Do this. Repeat all the records exactly, omitting pictures.

Data shown.
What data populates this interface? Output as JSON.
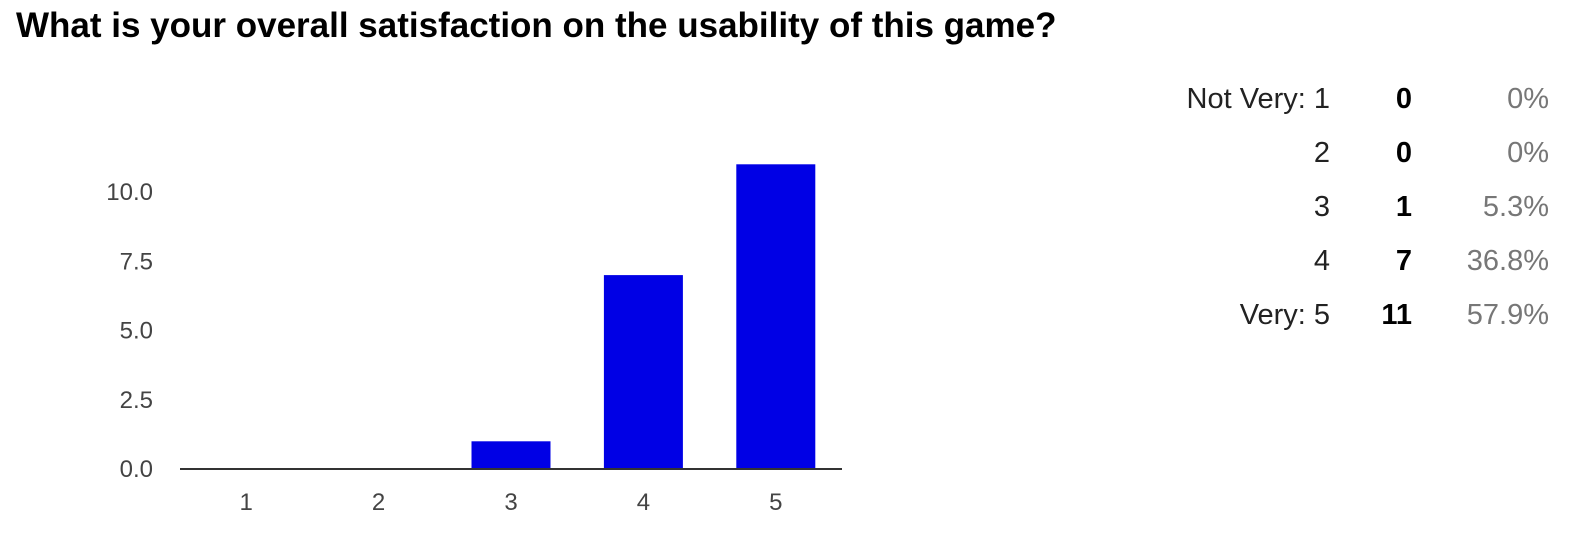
{
  "question": {
    "title": "What is your overall satisfaction on the usability of this game?"
  },
  "summary_rows": [
    {
      "label": "Not Very: 1",
      "count": "0",
      "percent": "0%"
    },
    {
      "label": "2",
      "count": "0",
      "percent": "0%"
    },
    {
      "label": "3",
      "count": "1",
      "percent": "5.3%"
    },
    {
      "label": "4",
      "count": "7",
      "percent": "36.8%"
    },
    {
      "label": "Very: 5",
      "count": "11",
      "percent": "57.9%"
    }
  ],
  "chart_data": {
    "type": "bar",
    "categories": [
      "1",
      "2",
      "3",
      "4",
      "5"
    ],
    "values": [
      0,
      0,
      1,
      7,
      11
    ],
    "yticks": [
      "0.0",
      "2.5",
      "5.0",
      "7.5",
      "10.0"
    ],
    "ylim": [
      0,
      11
    ],
    "bar_color": "#0000e5",
    "grid": false
  }
}
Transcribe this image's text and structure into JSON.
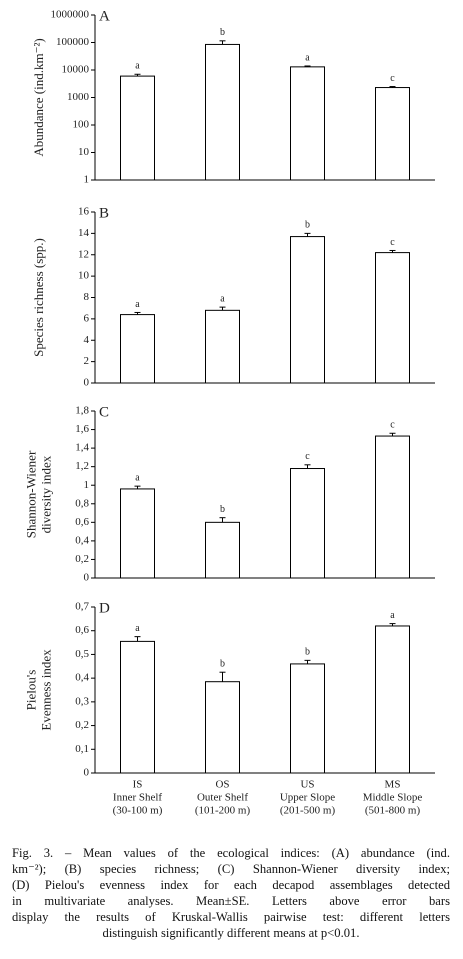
{
  "chart_data": [
    {
      "type": "bar",
      "panel": "A",
      "y_label": [
        "Abundance (ind.km⁻²)"
      ],
      "log_scale": true,
      "ylim": [
        1,
        1000000
      ],
      "yticks": [
        1,
        10,
        100,
        1000,
        10000,
        100000,
        1000000
      ],
      "color": "#ffffff",
      "edge_color": "#000000",
      "series": [
        {
          "values": [
            6000,
            85000,
            13000,
            2300
          ],
          "errors": [
            1000,
            30000,
            1000,
            200
          ],
          "letters": [
            "a",
            "b",
            "a",
            "c"
          ]
        }
      ]
    },
    {
      "type": "bar",
      "panel": "B",
      "y_label": [
        "Species  richness (spp.)"
      ],
      "ylim": [
        0,
        16
      ],
      "yticks": [
        0,
        2,
        4,
        6,
        8,
        10,
        12,
        14,
        16
      ],
      "color": "#ffffff",
      "edge_color": "#000000",
      "series": [
        {
          "values": [
            6.4,
            6.8,
            13.7,
            12.2
          ],
          "errors": [
            0.2,
            0.3,
            0.3,
            0.2
          ],
          "letters": [
            "a",
            "a",
            "b",
            "c"
          ]
        }
      ]
    },
    {
      "type": "bar",
      "panel": "C",
      "y_label": [
        "Shannon-Wiener",
        "diversity  index"
      ],
      "ylim": [
        0,
        1.8
      ],
      "yticks": [
        0,
        {
          "value": 0.2,
          "label": "0,2"
        },
        {
          "value": 0.4,
          "label": "0,4"
        },
        {
          "value": 0.6,
          "label": "0,6"
        },
        {
          "value": 0.8,
          "label": "0,8"
        },
        1,
        {
          "value": 1.2,
          "label": "1,2"
        },
        {
          "value": 1.4,
          "label": "1,4"
        },
        {
          "value": 1.6,
          "label": "1,6"
        },
        {
          "value": 1.8,
          "label": "1,8"
        }
      ],
      "color": "#ffffff",
      "edge_color": "#000000",
      "series": [
        {
          "values": [
            0.96,
            0.6,
            1.18,
            1.53
          ],
          "errors": [
            0.03,
            0.05,
            0.04,
            0.03
          ],
          "letters": [
            "a",
            "b",
            "c",
            "c"
          ]
        }
      ]
    },
    {
      "type": "bar",
      "panel": "D",
      "y_label": [
        "Pielou's",
        "Evenness index"
      ],
      "ylim": [
        0,
        0.7
      ],
      "yticks": [
        0,
        {
          "value": 0.1,
          "label": "0,1"
        },
        {
          "value": 0.2,
          "label": "0,2"
        },
        {
          "value": 0.3,
          "label": "0,3"
        },
        {
          "value": 0.4,
          "label": "0,4"
        },
        {
          "value": 0.5,
          "label": "0,5"
        },
        {
          "value": 0.6,
          "label": "0,6"
        },
        {
          "value": 0.7,
          "label": "0,7"
        }
      ],
      "color": "#ffffff",
      "edge_color": "#000000",
      "categories": [
        "IS",
        "OS",
        "US",
        "MS"
      ],
      "category_names": [
        "Inner Shelf",
        "Outer Shelf",
        "Upper Slope",
        "Middle Slope"
      ],
      "category_depths": [
        "(30-100 m)",
        "(101-200 m)",
        "(201-500 m)",
        "(501-800 m)"
      ],
      "series": [
        {
          "values": [
            0.555,
            0.385,
            0.46,
            0.62
          ],
          "errors": [
            0.02,
            0.04,
            0.015,
            0.01
          ],
          "letters": [
            "a",
            "b",
            "b",
            "a"
          ]
        }
      ]
    }
  ],
  "caption": [
    "Fig. 3. – Mean values of the ecological indices: (A) abundance (ind.",
    "km⁻²); (B) species richness; (C) Shannon-Wiener diversity index;",
    "(D) Pielou's evenness index for each decapod assemblages detected",
    "in multivariate analyses. Mean±SE. Letters above error bars",
    "display the results of Kruskal-Wallis pairwise test: different letters",
    "distinguish significantly different means at p<0.01."
  ]
}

Task output.
What data populates this interface? Output as JSON.
{
  "question": {
    "title": "What is your overall satisfaction on the usability of this game?"
  },
  "summary_rows": [
    {
      "label": "Not Very: 1",
      "count": "0",
      "percent": "0%"
    },
    {
      "label": "2",
      "count": "0",
      "percent": "0%"
    },
    {
      "label": "3",
      "count": "1",
      "percent": "5.3%"
    },
    {
      "label": "4",
      "count": "7",
      "percent": "36.8%"
    },
    {
      "label": "Very: 5",
      "count": "11",
      "percent": "57.9%"
    }
  ],
  "chart_data": {
    "type": "bar",
    "categories": [
      "1",
      "2",
      "3",
      "4",
      "5"
    ],
    "values": [
      0,
      0,
      1,
      7,
      11
    ],
    "yticks": [
      "0.0",
      "2.5",
      "5.0",
      "7.5",
      "10.0"
    ],
    "ylim": [
      0,
      11
    ],
    "bar_color": "#0000e5",
    "grid": false
  }
}
Transcribe this image's text and structure into JSON.
{
  "chart_data": [
    {
      "type": "bar",
      "panel": "A",
      "y_label": [
        "Abundance (ind.km⁻²)"
      ],
      "log_scale": true,
      "ylim": [
        1,
        1000000
      ],
      "yticks": [
        1,
        10,
        100,
        1000,
        10000,
        100000,
        1000000
      ],
      "color": "#ffffff",
      "edge_color": "#000000",
      "series": [
        {
          "values": [
            6000,
            85000,
            13000,
            2300
          ],
          "errors": [
            1000,
            30000,
            1000,
            200
          ],
          "letters": [
            "a",
            "b",
            "a",
            "c"
          ]
        }
      ]
    },
    {
      "type": "bar",
      "panel": "B",
      "y_label": [
        "Species  richness (spp.)"
      ],
      "ylim": [
        0,
        16
      ],
      "yticks": [
        0,
        2,
        4,
        6,
        8,
        10,
        12,
        14,
        16
      ],
      "color": "#ffffff",
      "edge_color": "#000000",
      "series": [
        {
          "values": [
            6.4,
            6.8,
            13.7,
            12.2
          ],
          "errors": [
            0.2,
            0.3,
            0.3,
            0.2
          ],
          "letters": [
            "a",
            "a",
            "b",
            "c"
          ]
        }
      ]
    },
    {
      "type": "bar",
      "panel": "C",
      "y_label": [
        "Shannon-Wiener",
        "diversity  index"
      ],
      "ylim": [
        0,
        1.8
      ],
      "yticks": [
        0,
        {
          "value": 0.2,
          "label": "0,2"
        },
        {
          "value": 0.4,
          "label": "0,4"
        },
        {
          "value": 0.6,
          "label": "0,6"
        },
        {
          "value": 0.8,
          "label": "0,8"
        },
        1,
        {
          "value": 1.2,
          "label": "1,2"
        },
        {
          "value": 1.4,
          "label": "1,4"
        },
        {
          "value": 1.6,
          "label": "1,6"
        },
        {
          "value": 1.8,
          "label": "1,8"
        }
      ],
      "color": "#ffffff",
      "edge_color": "#000000",
      "series": [
        {
          "values": [
            0.96,
            0.6,
            1.18,
            1.53
          ],
          "errors": [
            0.03,
            0.05,
            0.04,
            0.03
          ],
          "letters": [
            "a",
            "b",
            "c",
            "c"
          ]
        }
      ]
    },
    {
      "type": "bar",
      "panel": "D",
      "y_label": [
        "Pielou's",
        "Evenness index"
      ],
      "ylim": [
        0,
        0.7
      ],
      "yticks": [
        0,
        {
          "value": 0.1,
          "label": "0,1"
        },
        {
          "value": 0.2,
          "label": "0,2"
        },
        {
          "value": 0.3,
          "label": "0,3"
        },
        {
          "value": 0.4,
          "label": "0,4"
        },
        {
          "value": 0.5,
          "label": "0,5"
        },
        {
          "value": 0.6,
          "label": "0,6"
        },
        {
          "value": 0.7,
          "label": "0,7"
        }
      ],
      "color": "#ffffff",
      "edge_color": "#000000",
      "categories": [
        "IS",
        "OS",
        "US",
        "MS"
      ],
      "category_names": [
        "Inner Shelf",
        "Outer Shelf",
        "Upper Slope",
        "Middle Slope"
      ],
      "category_depths": [
        "(30-100 m)",
        "(101-200 m)",
        "(201-500 m)",
        "(501-800 m)"
      ],
      "series": [
        {
          "values": [
            0.555,
            0.385,
            0.46,
            0.62
          ],
          "errors": [
            0.02,
            0.04,
            0.015,
            0.01
          ],
          "letters": [
            "a",
            "b",
            "b",
            "a"
          ]
        }
      ]
    }
  ],
  "caption": [
    "Fig. 3. – Mean values of the ecological indices: (A) abundance (ind.",
    "km⁻²); (B) species richness; (C) Shannon-Wiener diversity index;",
    "(D) Pielou's evenness index for each decapod assemblages detected",
    "in multivariate analyses. Mean±SE. Letters above error bars",
    "display the results of Kruskal-Wallis pairwise test: different letters",
    "distinguish significantly different means at p<0.01."
  ]
}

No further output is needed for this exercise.